Direction. Which lines have the string "name"? Copy all of them from the entries below.

==============================

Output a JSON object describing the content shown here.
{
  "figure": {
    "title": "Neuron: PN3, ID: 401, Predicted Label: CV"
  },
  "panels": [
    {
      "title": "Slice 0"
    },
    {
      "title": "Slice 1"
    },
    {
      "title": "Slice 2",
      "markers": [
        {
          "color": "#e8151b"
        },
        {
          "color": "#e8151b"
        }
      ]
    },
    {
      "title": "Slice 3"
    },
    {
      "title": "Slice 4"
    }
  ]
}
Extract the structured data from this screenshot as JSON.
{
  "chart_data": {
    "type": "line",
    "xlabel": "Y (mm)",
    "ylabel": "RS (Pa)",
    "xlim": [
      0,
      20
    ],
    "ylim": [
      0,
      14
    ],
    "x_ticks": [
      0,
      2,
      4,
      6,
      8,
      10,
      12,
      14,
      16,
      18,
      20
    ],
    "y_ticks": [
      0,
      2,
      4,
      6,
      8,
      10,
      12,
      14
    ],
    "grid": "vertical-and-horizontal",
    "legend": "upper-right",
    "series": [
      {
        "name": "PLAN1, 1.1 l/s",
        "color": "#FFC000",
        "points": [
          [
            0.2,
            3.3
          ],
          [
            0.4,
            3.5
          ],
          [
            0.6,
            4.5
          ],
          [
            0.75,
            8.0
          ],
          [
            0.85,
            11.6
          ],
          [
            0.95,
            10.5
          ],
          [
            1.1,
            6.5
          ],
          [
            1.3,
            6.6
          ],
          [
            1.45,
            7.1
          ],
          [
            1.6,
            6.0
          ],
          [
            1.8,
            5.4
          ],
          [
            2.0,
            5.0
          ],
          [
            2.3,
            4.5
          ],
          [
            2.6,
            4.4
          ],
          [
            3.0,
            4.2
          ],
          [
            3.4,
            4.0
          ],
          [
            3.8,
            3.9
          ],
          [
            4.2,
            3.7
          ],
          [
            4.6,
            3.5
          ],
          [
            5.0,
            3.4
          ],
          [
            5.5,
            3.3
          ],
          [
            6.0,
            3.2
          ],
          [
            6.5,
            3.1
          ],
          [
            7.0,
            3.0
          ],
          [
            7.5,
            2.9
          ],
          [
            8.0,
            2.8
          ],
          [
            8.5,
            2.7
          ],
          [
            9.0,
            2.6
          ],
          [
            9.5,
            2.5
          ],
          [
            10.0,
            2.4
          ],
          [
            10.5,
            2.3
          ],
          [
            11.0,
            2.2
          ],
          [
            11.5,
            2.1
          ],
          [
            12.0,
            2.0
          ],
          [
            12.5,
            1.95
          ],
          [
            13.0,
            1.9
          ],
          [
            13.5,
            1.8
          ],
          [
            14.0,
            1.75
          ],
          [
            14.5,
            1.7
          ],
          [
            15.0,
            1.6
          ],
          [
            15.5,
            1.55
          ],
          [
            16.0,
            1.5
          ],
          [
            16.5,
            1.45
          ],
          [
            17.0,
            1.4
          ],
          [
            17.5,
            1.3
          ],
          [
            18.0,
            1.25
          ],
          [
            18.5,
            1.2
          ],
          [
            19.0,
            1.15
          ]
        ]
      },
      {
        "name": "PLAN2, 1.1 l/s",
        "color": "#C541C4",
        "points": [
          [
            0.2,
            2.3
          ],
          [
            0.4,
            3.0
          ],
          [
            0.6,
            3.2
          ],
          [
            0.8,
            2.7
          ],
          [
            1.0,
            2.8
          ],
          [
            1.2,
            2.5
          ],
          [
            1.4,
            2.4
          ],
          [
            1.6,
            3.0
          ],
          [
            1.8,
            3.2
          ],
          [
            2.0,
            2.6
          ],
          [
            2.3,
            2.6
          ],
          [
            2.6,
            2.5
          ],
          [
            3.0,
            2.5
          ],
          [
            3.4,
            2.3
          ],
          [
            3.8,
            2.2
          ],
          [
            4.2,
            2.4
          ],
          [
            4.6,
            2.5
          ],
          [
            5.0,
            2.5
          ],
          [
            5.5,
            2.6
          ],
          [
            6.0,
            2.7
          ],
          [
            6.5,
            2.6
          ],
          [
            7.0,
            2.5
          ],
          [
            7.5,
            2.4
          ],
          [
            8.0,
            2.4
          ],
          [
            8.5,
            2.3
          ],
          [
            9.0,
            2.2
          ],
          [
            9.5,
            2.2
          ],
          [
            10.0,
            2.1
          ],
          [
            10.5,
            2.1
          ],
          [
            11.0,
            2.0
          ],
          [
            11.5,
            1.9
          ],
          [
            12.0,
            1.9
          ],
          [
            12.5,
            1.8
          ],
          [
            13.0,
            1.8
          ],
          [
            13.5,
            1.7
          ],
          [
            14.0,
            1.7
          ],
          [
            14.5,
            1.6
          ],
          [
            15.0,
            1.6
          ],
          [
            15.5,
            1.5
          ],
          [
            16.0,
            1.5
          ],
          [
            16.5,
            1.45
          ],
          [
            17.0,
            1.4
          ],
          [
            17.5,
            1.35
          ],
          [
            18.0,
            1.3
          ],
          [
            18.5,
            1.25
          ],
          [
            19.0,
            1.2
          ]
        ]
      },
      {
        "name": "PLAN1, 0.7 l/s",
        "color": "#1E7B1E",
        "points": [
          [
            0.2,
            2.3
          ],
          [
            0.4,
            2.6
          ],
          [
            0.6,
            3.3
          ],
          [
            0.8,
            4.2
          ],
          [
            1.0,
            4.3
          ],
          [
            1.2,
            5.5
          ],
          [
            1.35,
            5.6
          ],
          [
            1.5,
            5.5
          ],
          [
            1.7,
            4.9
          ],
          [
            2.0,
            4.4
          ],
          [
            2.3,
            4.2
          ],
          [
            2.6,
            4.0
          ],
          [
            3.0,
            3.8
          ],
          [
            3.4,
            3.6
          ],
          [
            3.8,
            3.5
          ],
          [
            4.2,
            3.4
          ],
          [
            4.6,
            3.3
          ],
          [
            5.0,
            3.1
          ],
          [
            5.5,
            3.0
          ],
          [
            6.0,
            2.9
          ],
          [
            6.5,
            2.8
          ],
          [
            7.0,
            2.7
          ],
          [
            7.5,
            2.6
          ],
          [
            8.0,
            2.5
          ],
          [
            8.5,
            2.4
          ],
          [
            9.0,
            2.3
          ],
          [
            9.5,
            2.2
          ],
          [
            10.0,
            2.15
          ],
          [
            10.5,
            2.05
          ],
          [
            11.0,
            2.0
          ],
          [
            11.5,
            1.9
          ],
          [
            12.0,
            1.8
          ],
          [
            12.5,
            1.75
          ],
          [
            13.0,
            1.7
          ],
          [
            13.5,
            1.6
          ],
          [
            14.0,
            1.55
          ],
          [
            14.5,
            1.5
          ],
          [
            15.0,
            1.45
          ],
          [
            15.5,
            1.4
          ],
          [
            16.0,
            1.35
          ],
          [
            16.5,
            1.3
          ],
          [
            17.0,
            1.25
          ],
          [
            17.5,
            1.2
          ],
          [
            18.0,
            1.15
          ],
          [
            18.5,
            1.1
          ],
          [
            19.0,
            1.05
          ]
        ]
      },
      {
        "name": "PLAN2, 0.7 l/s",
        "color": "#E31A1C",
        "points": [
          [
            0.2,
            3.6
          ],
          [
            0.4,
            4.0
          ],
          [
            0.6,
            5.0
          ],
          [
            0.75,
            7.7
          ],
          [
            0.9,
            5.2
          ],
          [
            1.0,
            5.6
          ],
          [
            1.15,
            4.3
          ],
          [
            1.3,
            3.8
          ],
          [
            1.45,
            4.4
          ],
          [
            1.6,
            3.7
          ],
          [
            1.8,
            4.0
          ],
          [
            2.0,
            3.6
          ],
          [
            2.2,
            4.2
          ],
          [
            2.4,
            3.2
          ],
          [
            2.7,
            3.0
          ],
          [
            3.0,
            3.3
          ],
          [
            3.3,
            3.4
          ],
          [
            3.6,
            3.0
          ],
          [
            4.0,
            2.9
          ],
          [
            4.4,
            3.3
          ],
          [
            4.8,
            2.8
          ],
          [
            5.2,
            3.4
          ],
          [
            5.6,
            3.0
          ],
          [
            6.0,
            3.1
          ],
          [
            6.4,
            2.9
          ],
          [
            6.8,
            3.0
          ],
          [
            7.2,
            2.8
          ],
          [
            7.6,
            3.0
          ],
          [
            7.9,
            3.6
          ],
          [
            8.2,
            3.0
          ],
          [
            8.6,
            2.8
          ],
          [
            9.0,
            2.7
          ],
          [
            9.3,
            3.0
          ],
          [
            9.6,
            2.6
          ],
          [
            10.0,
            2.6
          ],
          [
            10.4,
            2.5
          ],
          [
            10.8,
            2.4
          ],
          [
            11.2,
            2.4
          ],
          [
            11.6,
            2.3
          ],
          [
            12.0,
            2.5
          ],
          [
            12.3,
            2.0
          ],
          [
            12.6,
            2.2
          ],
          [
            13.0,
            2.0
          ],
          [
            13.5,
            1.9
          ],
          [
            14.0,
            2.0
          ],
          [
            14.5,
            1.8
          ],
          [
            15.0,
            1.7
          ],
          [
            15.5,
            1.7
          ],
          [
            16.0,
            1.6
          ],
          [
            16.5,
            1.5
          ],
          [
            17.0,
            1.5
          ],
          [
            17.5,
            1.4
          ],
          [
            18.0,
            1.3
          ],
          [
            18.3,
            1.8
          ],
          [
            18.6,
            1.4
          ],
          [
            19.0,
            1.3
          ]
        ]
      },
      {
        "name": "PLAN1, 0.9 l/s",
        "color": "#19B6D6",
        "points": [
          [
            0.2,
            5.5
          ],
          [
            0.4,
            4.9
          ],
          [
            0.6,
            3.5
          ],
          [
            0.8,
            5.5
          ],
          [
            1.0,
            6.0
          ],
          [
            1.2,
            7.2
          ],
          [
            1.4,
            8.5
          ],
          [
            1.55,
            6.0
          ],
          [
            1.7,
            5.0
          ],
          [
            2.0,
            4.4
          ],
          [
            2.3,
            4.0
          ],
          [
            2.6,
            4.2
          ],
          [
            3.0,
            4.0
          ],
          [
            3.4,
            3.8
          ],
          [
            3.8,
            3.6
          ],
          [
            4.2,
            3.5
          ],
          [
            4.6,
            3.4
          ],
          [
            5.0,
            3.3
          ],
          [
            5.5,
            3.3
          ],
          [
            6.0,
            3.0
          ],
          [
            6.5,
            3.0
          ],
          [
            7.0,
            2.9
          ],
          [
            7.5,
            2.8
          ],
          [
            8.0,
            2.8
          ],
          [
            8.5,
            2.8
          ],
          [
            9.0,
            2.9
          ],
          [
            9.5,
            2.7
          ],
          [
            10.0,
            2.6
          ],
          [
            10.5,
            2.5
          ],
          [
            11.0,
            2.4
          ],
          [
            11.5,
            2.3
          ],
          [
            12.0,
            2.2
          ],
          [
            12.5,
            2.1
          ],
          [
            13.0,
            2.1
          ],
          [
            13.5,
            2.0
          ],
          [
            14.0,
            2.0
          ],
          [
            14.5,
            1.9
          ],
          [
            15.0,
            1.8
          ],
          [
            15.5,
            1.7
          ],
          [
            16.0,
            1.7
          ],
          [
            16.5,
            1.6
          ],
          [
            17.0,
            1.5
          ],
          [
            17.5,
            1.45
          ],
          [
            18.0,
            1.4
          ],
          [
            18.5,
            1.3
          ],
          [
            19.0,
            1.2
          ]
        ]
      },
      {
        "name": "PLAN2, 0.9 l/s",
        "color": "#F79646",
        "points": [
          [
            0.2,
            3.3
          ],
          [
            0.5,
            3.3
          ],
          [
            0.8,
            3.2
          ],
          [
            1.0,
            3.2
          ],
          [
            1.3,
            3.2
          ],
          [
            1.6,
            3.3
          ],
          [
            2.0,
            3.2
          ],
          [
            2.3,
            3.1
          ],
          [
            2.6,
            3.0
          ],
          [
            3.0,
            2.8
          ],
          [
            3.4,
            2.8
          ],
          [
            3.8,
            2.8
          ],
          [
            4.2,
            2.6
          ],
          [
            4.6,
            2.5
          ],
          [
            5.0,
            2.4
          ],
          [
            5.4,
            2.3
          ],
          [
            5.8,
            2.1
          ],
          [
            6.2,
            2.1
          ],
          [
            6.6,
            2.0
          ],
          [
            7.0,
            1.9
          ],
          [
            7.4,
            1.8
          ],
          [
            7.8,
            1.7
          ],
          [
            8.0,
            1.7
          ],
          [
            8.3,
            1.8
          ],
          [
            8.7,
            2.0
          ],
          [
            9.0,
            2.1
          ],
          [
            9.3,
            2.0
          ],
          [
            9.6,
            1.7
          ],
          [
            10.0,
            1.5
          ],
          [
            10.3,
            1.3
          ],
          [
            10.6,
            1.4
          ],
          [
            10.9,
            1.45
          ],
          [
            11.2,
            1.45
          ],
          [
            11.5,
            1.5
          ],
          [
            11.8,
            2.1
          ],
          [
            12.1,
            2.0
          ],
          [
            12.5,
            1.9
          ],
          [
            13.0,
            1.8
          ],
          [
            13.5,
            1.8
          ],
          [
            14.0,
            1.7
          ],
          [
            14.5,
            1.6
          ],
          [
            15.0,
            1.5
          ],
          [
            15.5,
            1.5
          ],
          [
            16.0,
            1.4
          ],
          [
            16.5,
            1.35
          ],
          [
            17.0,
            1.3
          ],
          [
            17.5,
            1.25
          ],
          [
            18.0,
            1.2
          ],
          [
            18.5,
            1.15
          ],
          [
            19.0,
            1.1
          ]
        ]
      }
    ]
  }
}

==============================

Solution.
        "name": "PLAN1, 1.1 l/s",
        "name": "PLAN2, 1.1 l/s",
        "name": "PLAN1, 0.7 l/s",
        "name": "PLAN2, 0.7 l/s",
        "name": "PLAN1, 0.9 l/s",
        "name": "PLAN2, 0.9 l/s",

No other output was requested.